> **What to work on**
Down to the last line, repeat the data below exactly.

> **Data**

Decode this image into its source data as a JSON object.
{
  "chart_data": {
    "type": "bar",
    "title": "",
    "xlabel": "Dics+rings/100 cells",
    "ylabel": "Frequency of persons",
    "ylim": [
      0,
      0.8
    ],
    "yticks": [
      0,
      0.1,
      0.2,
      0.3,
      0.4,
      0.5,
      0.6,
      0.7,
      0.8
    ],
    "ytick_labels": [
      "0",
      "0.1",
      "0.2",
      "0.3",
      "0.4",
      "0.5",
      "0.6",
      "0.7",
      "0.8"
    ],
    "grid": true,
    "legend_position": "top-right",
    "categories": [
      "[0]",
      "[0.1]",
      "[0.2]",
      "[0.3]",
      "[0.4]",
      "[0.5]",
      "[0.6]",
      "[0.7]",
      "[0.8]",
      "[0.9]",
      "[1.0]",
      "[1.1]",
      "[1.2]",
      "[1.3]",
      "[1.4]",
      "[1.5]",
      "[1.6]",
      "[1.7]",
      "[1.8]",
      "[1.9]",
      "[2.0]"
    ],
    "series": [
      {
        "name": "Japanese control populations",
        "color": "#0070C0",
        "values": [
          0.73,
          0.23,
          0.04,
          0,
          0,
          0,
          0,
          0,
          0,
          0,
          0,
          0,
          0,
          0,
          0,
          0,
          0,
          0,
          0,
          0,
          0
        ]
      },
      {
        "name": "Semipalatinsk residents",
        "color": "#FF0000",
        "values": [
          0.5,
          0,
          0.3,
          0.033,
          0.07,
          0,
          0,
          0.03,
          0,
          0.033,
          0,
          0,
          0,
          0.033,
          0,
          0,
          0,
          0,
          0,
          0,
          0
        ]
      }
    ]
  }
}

> **Exercise solution**
Decode this image into its source data as a JSON object.
{
  "chart_data": {
    "type": "bar",
    "title": "",
    "xlabel": "Dics+rings/100 cells",
    "ylabel": "Frequency of persons",
    "ylim": [
      0,
      0.8
    ],
    "yticks": [
      0,
      0.1,
      0.2,
      0.3,
      0.4,
      0.5,
      0.6,
      0.7,
      0.8
    ],
    "ytick_labels": [
      "0",
      "0.1",
      "0.2",
      "0.3",
      "0.4",
      "0.5",
      "0.6",
      "0.7",
      "0.8"
    ],
    "grid": true,
    "legend_position": "top-right",
    "categories": [
      "[0]",
      "[0.1]",
      "[0.2]",
      "[0.3]",
      "[0.4]",
      "[0.5]",
      "[0.6]",
      "[0.7]",
      "[0.8]",
      "[0.9]",
      "[1.0]",
      "[1.1]",
      "[1.2]",
      "[1.3]",
      "[1.4]",
      "[1.5]",
      "[1.6]",
      "[1.7]",
      "[1.8]",
      "[1.9]",
      "[2.0]"
    ],
    "series": [
      {
        "name": "Japanese control populations",
        "color": "#0070C0",
        "values": [
          0.73,
          0.23,
          0.04,
          0,
          0,
          0,
          0,
          0,
          0,
          0,
          0,
          0,
          0,
          0,
          0,
          0,
          0,
          0,
          0,
          0,
          0
        ]
      },
      {
        "name": "Semipalatinsk residents",
        "color": "#FF0000",
        "values": [
          0.5,
          0,
          0.3,
          0.033,
          0.07,
          0,
          0,
          0.03,
          0,
          0.033,
          0,
          0,
          0,
          0.033,
          0,
          0,
          0,
          0,
          0,
          0,
          0
        ]
      }
    ]
  }
}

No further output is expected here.